══ MATERIAL FOR THE TASK ══
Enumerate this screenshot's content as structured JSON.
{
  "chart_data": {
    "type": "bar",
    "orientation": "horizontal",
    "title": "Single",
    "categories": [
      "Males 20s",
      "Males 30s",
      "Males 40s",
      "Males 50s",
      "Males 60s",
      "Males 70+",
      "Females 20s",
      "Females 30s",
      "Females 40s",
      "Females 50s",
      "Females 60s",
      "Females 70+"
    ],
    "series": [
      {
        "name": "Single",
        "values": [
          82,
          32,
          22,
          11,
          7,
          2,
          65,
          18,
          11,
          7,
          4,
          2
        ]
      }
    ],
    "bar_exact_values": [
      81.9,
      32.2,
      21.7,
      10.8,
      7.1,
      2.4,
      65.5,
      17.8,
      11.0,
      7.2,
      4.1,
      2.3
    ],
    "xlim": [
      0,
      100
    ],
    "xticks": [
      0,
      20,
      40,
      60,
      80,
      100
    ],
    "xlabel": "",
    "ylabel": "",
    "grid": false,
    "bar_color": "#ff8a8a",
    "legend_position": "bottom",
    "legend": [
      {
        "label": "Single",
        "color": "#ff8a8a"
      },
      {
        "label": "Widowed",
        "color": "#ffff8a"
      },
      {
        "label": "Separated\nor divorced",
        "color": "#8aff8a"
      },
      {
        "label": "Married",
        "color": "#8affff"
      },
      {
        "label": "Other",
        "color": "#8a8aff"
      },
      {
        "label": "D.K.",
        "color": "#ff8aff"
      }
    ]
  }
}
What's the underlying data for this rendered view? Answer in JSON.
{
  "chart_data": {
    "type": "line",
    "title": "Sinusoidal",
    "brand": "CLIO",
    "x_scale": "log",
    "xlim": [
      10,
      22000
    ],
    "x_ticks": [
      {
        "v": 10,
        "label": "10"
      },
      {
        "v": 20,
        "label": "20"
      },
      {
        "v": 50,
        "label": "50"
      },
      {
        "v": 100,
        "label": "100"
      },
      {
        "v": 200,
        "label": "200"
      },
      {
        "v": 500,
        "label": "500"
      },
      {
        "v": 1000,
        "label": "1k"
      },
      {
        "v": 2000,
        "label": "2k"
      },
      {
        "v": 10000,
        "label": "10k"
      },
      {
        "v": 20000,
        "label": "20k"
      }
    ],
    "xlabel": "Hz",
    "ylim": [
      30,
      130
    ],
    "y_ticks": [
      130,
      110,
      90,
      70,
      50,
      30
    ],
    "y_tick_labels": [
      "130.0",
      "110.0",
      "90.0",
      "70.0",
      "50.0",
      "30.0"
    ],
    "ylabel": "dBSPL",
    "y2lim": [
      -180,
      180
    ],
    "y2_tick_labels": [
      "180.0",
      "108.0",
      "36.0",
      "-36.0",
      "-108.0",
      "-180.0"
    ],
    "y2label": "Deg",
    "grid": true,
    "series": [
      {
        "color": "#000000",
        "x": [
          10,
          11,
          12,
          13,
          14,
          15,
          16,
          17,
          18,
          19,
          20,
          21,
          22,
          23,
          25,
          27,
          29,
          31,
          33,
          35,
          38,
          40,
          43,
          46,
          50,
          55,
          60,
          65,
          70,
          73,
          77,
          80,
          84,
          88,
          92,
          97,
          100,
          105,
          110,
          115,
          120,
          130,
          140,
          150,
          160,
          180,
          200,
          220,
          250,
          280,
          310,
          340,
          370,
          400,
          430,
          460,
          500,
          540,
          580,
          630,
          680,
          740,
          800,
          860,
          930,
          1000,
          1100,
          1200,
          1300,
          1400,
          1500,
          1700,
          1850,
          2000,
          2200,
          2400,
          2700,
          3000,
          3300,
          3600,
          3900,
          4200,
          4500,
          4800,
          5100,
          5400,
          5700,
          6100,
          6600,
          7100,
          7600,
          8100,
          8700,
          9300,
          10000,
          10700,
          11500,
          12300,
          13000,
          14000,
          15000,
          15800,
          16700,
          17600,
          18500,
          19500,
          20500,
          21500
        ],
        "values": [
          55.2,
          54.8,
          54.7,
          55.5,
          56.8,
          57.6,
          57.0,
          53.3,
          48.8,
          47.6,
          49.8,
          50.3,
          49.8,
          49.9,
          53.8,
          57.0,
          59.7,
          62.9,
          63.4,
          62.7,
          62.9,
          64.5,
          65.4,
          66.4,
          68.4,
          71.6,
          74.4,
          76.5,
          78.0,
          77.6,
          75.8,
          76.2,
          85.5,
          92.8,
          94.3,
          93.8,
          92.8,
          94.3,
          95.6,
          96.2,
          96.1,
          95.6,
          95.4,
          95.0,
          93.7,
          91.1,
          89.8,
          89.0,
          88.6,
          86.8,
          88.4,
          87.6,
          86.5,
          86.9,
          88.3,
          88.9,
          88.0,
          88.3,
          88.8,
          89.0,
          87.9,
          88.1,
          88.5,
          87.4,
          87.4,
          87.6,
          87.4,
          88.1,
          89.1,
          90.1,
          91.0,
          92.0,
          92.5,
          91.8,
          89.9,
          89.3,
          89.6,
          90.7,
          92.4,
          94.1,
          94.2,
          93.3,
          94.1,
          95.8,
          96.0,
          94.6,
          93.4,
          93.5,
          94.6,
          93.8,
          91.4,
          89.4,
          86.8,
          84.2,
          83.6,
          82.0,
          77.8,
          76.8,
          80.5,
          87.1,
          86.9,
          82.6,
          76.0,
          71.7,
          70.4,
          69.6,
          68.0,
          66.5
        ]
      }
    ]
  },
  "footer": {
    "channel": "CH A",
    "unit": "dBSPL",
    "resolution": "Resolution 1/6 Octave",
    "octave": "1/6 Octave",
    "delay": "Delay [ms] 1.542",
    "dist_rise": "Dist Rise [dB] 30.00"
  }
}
═══
### PROBLEM REQUIREMENTS
Write the material out again word for word.

### COMPLETE RESPONSE
Enumerate this screenshot's content as structured JSON.
{
  "chart_data": {
    "type": "bar",
    "orientation": "horizontal",
    "title": "Single",
    "categories": [
      "Males 20s",
      "Males 30s",
      "Males 40s",
      "Males 50s",
      "Males 60s",
      "Males 70+",
      "Females 20s",
      "Females 30s",
      "Females 40s",
      "Females 50s",
      "Females 60s",
      "Females 70+"
    ],
    "series": [
      {
        "name": "Single",
        "values": [
          82,
          32,
          22,
          11,
          7,
          2,
          65,
          18,
          11,
          7,
          4,
          2
        ]
      }
    ],
    "bar_exact_values": [
      81.9,
      32.2,
      21.7,
      10.8,
      7.1,
      2.4,
      65.5,
      17.8,
      11.0,
      7.2,
      4.1,
      2.3
    ],
    "xlim": [
      0,
      100
    ],
    "xticks": [
      0,
      20,
      40,
      60,
      80,
      100
    ],
    "xlabel": "",
    "ylabel": "",
    "grid": false,
    "bar_color": "#ff8a8a",
    "legend_position": "bottom",
    "legend": [
      {
        "label": "Single",
        "color": "#ff8a8a"
      },
      {
        "label": "Widowed",
        "color": "#ffff8a"
      },
      {
        "label": "Separated\nor divorced",
        "color": "#8aff8a"
      },
      {
        "label": "Married",
        "color": "#8affff"
      },
      {
        "label": "Other",
        "color": "#8a8aff"
      },
      {
        "label": "D.K.",
        "color": "#ff8aff"
      }
    ]
  }
}
What's the underlying data for this rendered view? Answer in JSON.
{
  "chart_data": {
    "type": "line",
    "title": "Sinusoidal",
    "brand": "CLIO",
    "x_scale": "log",
    "xlim": [
      10,
      22000
    ],
    "x_ticks": [
      {
        "v": 10,
        "label": "10"
      },
      {
        "v": 20,
        "label": "20"
      },
      {
        "v": 50,
        "label": "50"
      },
      {
        "v": 100,
        "label": "100"
      },
      {
        "v": 200,
        "label": "200"
      },
      {
        "v": 500,
        "label": "500"
      },
      {
        "v": 1000,
        "label": "1k"
      },
      {
        "v": 2000,
        "label": "2k"
      },
      {
        "v": 10000,
        "label": "10k"
      },
      {
        "v": 20000,
        "label": "20k"
      }
    ],
    "xlabel": "Hz",
    "ylim": [
      30,
      130
    ],
    "y_ticks": [
      130,
      110,
      90,
      70,
      50,
      30
    ],
    "y_tick_labels": [
      "130.0",
      "110.0",
      "90.0",
      "70.0",
      "50.0",
      "30.0"
    ],
    "ylabel": "dBSPL",
    "y2lim": [
      -180,
      180
    ],
    "y2_tick_labels": [
      "180.0",
      "108.0",
      "36.0",
      "-36.0",
      "-108.0",
      "-180.0"
    ],
    "y2label": "Deg",
    "grid": true,
    "series": [
      {
        "color": "#000000",
        "x": [
          10,
          11,
          12,
          13,
          14,
          15,
          16,
          17,
          18,
          19,
          20,
          21,
          22,
          23,
          25,
          27,
          29,
          31,
          33,
          35,
          38,
          40,
          43,
          46,
          50,
          55,
          60,
          65,
          70,
          73,
          77,
          80,
          84,
          88,
          92,
          97,
          100,
          105,
          110,
          115,
          120,
          130,
          140,
          150,
          160,
          180,
          200,
          220,
          250,
          280,
          310,
          340,
          370,
          400,
          430,
          460,
          500,
          540,
          580,
          630,
          680,
          740,
          800,
          860,
          930,
          1000,
          1100,
          1200,
          1300,
          1400,
          1500,
          1700,
          1850,
          2000,
          2200,
          2400,
          2700,
          3000,
          3300,
          3600,
          3900,
          4200,
          4500,
          4800,
          5100,
          5400,
          5700,
          6100,
          6600,
          7100,
          7600,
          8100,
          8700,
          9300,
          10000,
          10700,
          11500,
          12300,
          13000,
          14000,
          15000,
          15800,
          16700,
          17600,
          18500,
          19500,
          20500,
          21500
        ],
        "values": [
          55.2,
          54.8,
          54.7,
          55.5,
          56.8,
          57.6,
          57.0,
          53.3,
          48.8,
          47.6,
          49.8,
          50.3,
          49.8,
          49.9,
          53.8,
          57.0,
          59.7,
          62.9,
          63.4,
          62.7,
          62.9,
          64.5,
          65.4,
          66.4,
          68.4,
          71.6,
          74.4,
          76.5,
          78.0,
          77.6,
          75.8,
          76.2,
          85.5,
          92.8,
          94.3,
          93.8,
          92.8,
          94.3,
          95.6,
          96.2,
          96.1,
          95.6,
          95.4,
          95.0,
          93.7,
          91.1,
          89.8,
          89.0,
          88.6,
          86.8,
          88.4,
          87.6,
          86.5,
          86.9,
          88.3,
          88.9,
          88.0,
          88.3,
          88.8,
          89.0,
          87.9,
          88.1,
          88.5,
          87.4,
          87.4,
          87.6,
          87.4,
          88.1,
          89.1,
          90.1,
          91.0,
          92.0,
          92.5,
          91.8,
          89.9,
          89.3,
          89.6,
          90.7,
          92.4,
          94.1,
          94.2,
          93.3,
          94.1,
          95.8,
          96.0,
          94.6,
          93.4,
          93.5,
          94.6,
          93.8,
          91.4,
          89.4,
          86.8,
          84.2,
          83.6,
          82.0,
          77.8,
          76.8,
          80.5,
          87.1,
          86.9,
          82.6,
          76.0,
          71.7,
          70.4,
          69.6,
          68.0,
          66.5
        ]
      }
    ]
  },
  "footer": {
    "channel": "CH A",
    "unit": "dBSPL",
    "resolution": "Resolution 1/6 Octave",
    "octave": "1/6 Octave",
    "delay": "Delay [ms] 1.542",
    "dist_rise": "Dist Rise [dB] 30.00"
  }
}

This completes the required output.